NOTA 8,0 Com humor negro e trama policial bem amarrada, os irmãos Coen colheram elogios e tornaram-se uma grife |
Os cultuados irmãos Joel e
Ethan Coen estão acostumados a realizarem produções elogiadas e premiadas no
mundo todo, mesmo trabalhando com temas de certa forma difíceis e muitas vezes
com poucos recursos financeiros. Com muita criatividade, eles causaram frisson
na temporada de premiações de 1996 com Fargo – Uma Comédia de Erros, uma
obra que mistura violência e humor negro em doses certas sem precisar recorrer
a efeitos especiais ou tecnologia de ponta, servindo como modelo exemplar para
as chamadas produções independentes, aquelas feitas por pequenas empresas que
não disputam espaço com os grandes estúdios de cinema, salvo algumas exceções
como neste caso. A produção fez muito sucesso no mundo todo e até hoje sua
projeção é bastante grande, até porque os Coen jamais saíram de moda, ainda
mais nos últimos anos quando viraram figuras carimbadas nas festas do Oscar.
Aliás, o longa surpreendeu conquistando sete indicações ao prêmio da Academia
de Cinema, um feito que certamente colaborou para a sua polpuda arrecadação nas
bilheterias mundiais, nada mais nada menos que quatro vezes mais que seu
orçamento. O roteiro, de autoria dos próprios cineastas, inicialmente aponta
para uma trama bem simples, mas o desenrolar dos fatos tratam de enriquecer a
narrativa com vário tropeços até deixar o protagonista em maus lençóis. Logo de
cara um aviso: a obra é inspirada em acontecimentos verídicos ocorridos no
Estado de Minnesota nos EUA em 1987 e, em respeito a memória dos falecidos na
ocasião, os fatos não foram alterados. Na realidade, essa é uma estratégia
usada para causar impacto, pois a história é ficcional do início ao fim. O
grande foco do roteiro, muito premiado, diga-se de passagem, é mostrar o quanto
as pessoas são gananciosas e ensandecidas a ponto de colocar vidas em risco
para conseguir dinheiro fácil. Apesar de esse recado servir em qualquer parte
do mundo e para todas as classes sociais, aqui ele é usado como um cutucão à
sociedade americana que talvez não tenha percebido essa crítica implícita e
prestigiou em peso o longa sem fazer reclamações.
A trama nos apresenta ao vendedor
de carros Jerry Lundegaard (William H. Macy) que está passando por problemas
financeiros e só vê a solução para seu caso se recorrer ao sogro, Wade
Gustafson (Harve Presnell), porém, este homem não dá a menor bola para o genro.

* [Dados fornecidos]:
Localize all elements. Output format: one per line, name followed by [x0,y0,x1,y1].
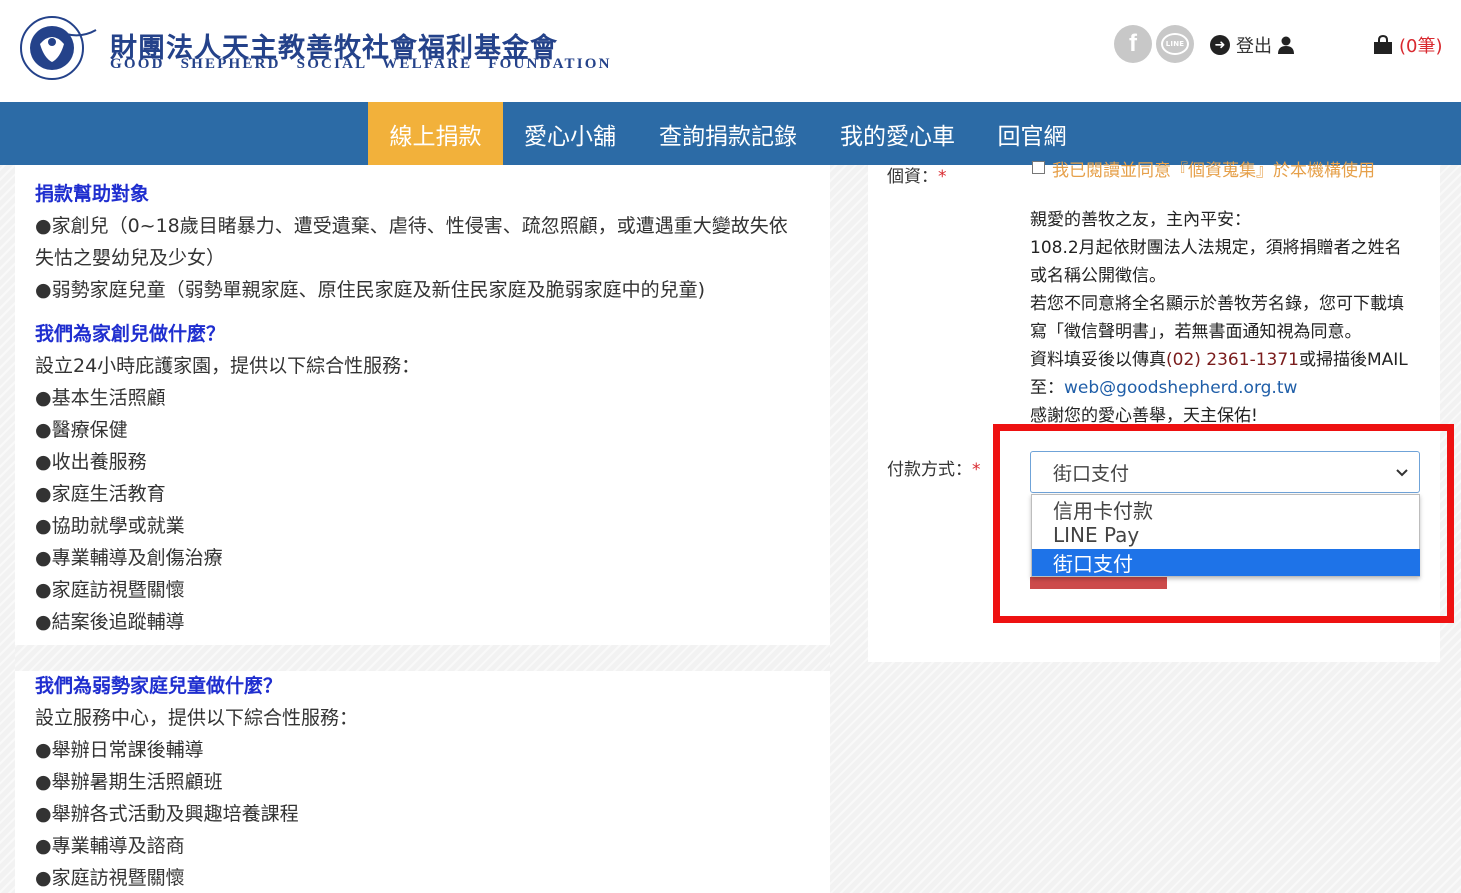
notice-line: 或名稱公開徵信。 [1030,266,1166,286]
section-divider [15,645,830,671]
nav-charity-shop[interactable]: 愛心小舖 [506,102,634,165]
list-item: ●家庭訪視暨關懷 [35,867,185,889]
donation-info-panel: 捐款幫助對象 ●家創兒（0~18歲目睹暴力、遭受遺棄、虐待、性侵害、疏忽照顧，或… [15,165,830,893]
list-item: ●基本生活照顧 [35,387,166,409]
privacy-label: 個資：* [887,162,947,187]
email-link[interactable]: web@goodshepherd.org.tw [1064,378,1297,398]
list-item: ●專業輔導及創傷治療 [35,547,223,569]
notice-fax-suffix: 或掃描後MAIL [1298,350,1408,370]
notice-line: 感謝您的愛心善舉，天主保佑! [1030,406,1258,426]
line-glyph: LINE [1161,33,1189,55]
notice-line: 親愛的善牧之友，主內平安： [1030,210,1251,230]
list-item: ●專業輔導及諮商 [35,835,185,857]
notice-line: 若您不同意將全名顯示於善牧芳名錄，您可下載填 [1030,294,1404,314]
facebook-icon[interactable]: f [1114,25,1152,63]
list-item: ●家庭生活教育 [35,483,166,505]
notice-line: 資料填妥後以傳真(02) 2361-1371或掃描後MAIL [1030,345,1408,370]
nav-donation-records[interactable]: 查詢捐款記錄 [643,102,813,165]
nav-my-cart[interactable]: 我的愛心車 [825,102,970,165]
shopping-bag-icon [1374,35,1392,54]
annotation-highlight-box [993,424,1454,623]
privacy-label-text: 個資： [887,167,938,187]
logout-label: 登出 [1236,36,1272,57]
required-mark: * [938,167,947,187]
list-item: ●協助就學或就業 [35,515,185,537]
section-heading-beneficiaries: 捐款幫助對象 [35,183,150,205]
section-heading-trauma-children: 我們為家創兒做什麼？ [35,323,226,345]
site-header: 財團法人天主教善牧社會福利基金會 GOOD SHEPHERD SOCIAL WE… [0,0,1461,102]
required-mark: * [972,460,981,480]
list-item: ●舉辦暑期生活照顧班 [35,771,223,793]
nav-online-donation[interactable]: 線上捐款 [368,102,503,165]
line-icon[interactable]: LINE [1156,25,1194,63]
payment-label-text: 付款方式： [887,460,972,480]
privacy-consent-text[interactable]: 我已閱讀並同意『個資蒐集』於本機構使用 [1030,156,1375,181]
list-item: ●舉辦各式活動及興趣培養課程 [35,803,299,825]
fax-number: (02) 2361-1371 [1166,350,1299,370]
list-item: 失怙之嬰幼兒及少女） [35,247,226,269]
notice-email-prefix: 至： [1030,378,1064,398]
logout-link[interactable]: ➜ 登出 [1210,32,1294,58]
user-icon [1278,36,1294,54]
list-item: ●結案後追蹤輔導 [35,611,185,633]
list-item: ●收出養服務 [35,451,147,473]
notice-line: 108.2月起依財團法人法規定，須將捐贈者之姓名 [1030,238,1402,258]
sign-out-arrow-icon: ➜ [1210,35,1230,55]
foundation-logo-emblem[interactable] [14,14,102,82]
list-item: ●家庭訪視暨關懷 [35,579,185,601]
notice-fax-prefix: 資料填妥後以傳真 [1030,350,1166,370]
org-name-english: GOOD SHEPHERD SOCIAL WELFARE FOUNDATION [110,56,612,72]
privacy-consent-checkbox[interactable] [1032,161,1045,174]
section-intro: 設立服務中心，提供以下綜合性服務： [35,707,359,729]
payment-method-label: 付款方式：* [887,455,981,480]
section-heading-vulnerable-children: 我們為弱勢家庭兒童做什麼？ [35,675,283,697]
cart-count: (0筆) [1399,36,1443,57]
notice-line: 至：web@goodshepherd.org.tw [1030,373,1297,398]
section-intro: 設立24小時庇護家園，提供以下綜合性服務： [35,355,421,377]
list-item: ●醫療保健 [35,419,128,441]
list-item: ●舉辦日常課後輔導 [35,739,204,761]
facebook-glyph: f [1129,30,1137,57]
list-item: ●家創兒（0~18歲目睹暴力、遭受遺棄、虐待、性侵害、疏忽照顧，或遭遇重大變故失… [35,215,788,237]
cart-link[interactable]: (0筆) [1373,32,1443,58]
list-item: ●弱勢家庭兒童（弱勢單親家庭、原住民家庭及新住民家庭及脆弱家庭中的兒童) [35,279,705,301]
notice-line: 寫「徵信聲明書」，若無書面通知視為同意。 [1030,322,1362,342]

...

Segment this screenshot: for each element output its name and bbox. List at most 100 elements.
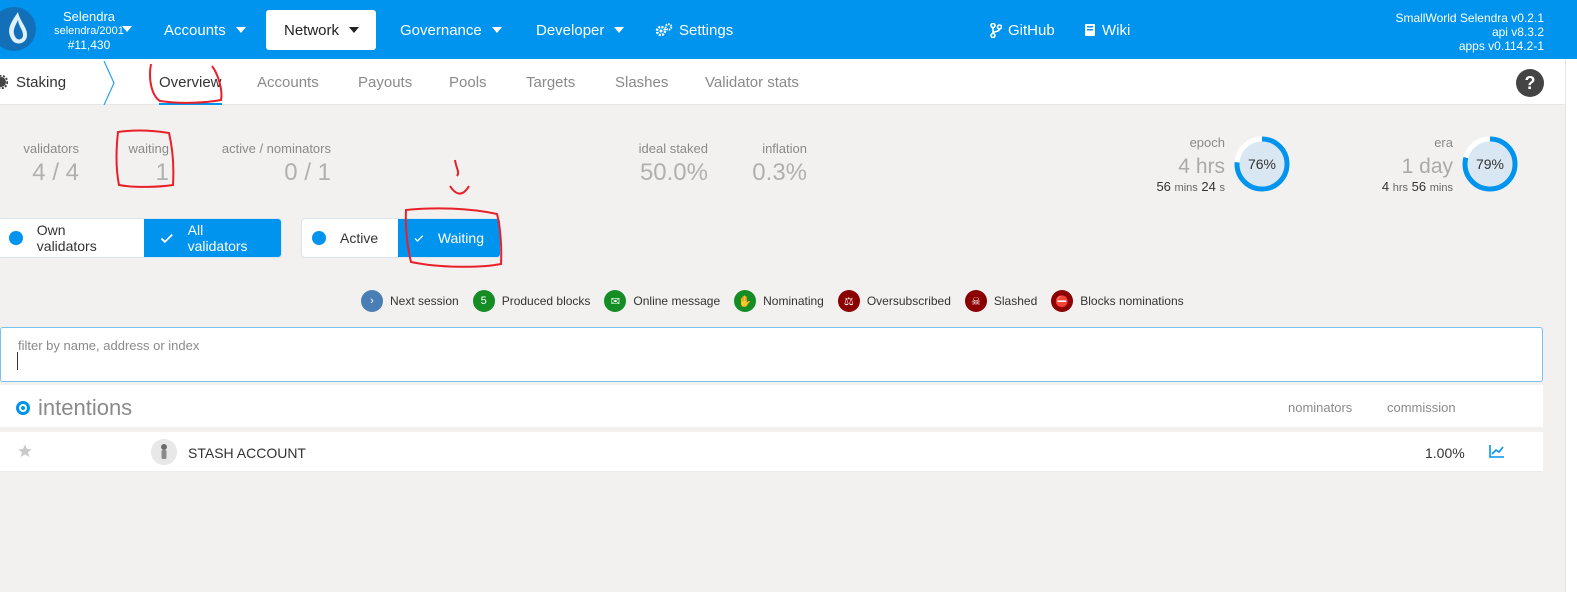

--

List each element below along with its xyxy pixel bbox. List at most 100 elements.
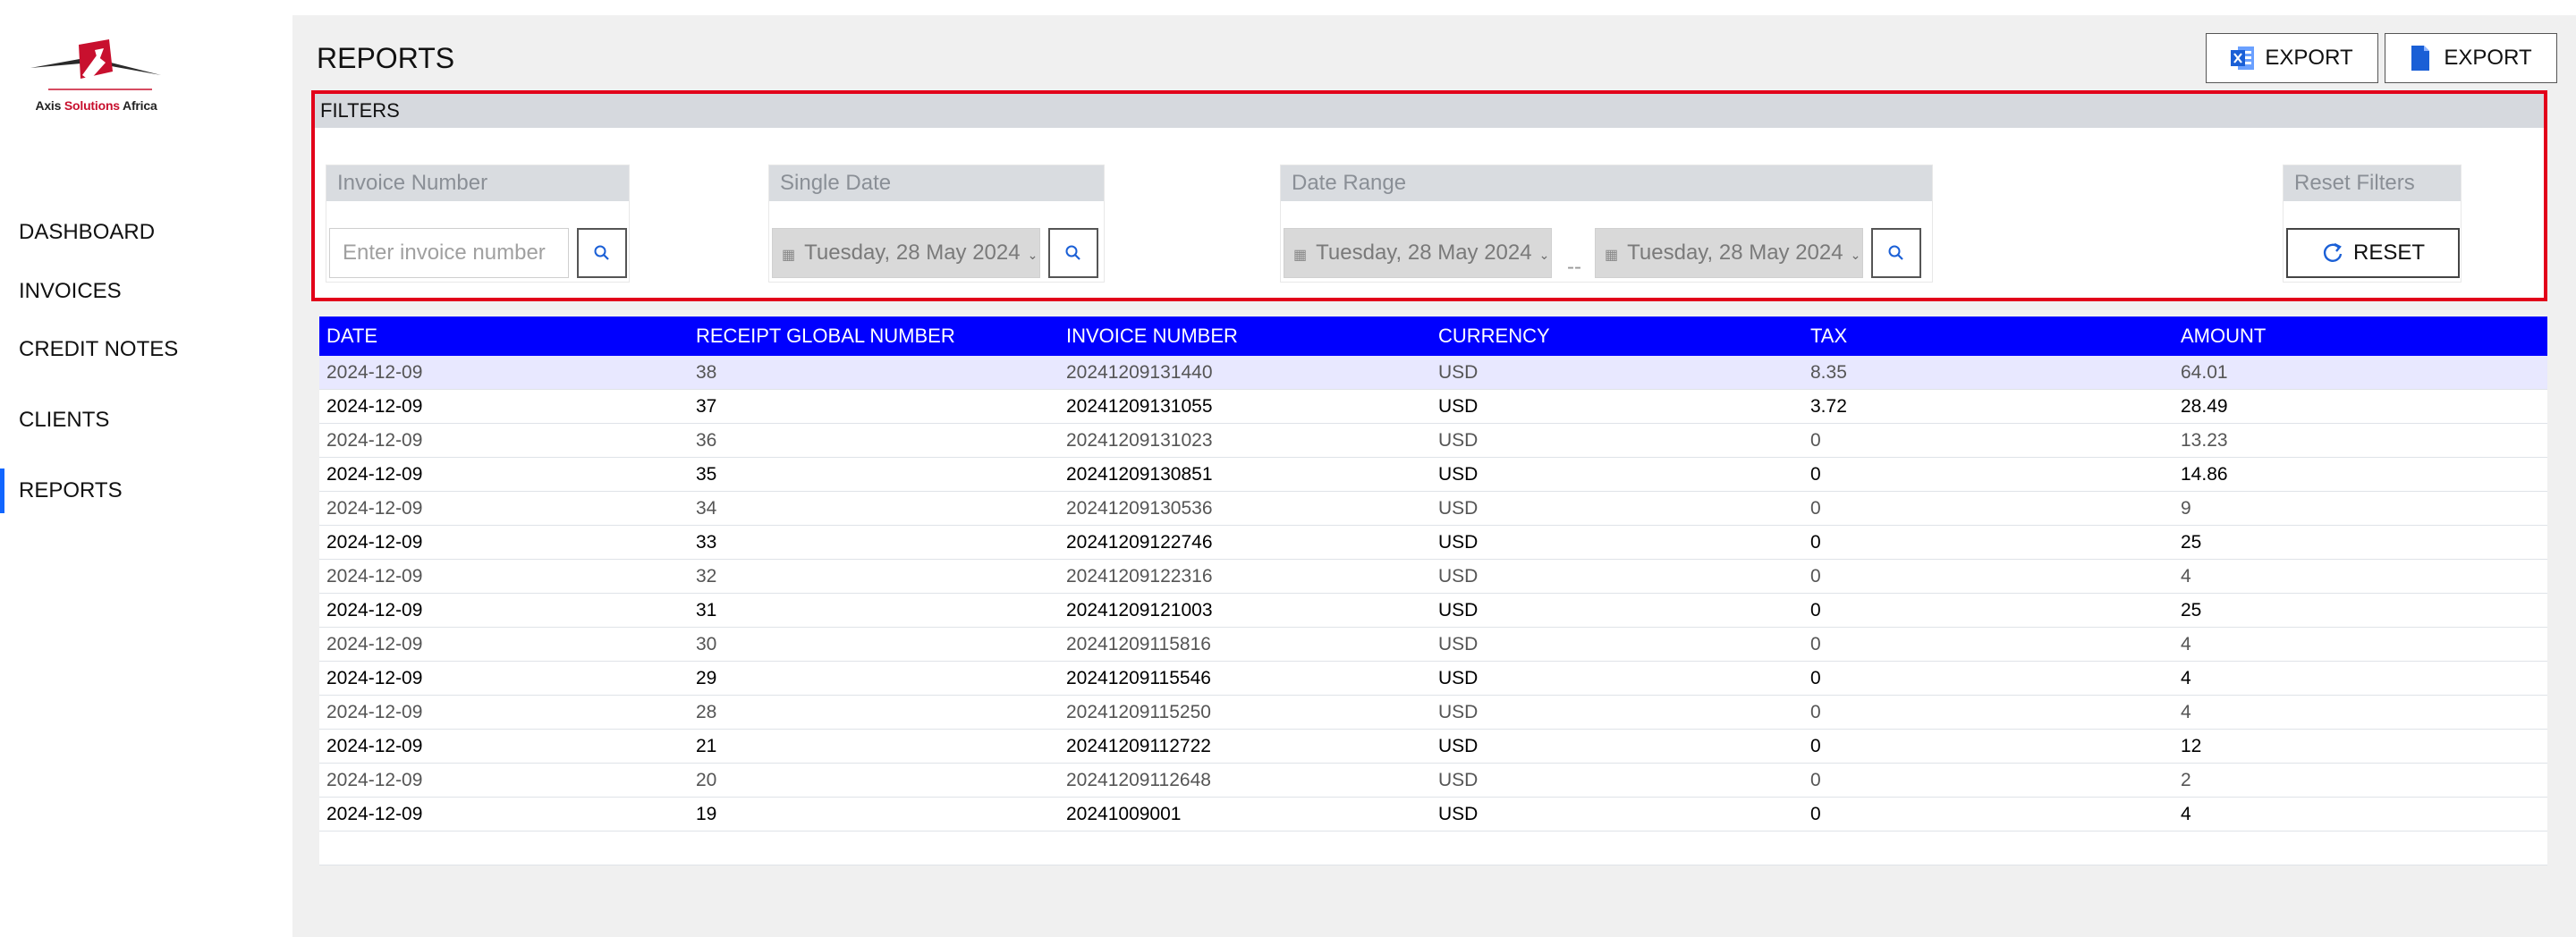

* [Tarefas propostas]:
a – Cite, sem mudar nada, o trecho da resenha de Fargo que vai de "A trama nos" a "para o genro.".
b – Segundo a resenha de Fargo, quantas indicações ao prêmio da Academia de Cinema o filme recebeu?

* [Respostas por tarefa]:
a –
A trama nos apresenta ao vendedor
de carros Jerry Lundegaard (William H. Macy) que está passando por problemas
financeiros e só vê a solução para seu caso se recorrer ao sogro, Wade
Gustafson (Harve Presnell), porém, este homem não dá a menor bola para o genro.

b – Sete indicações.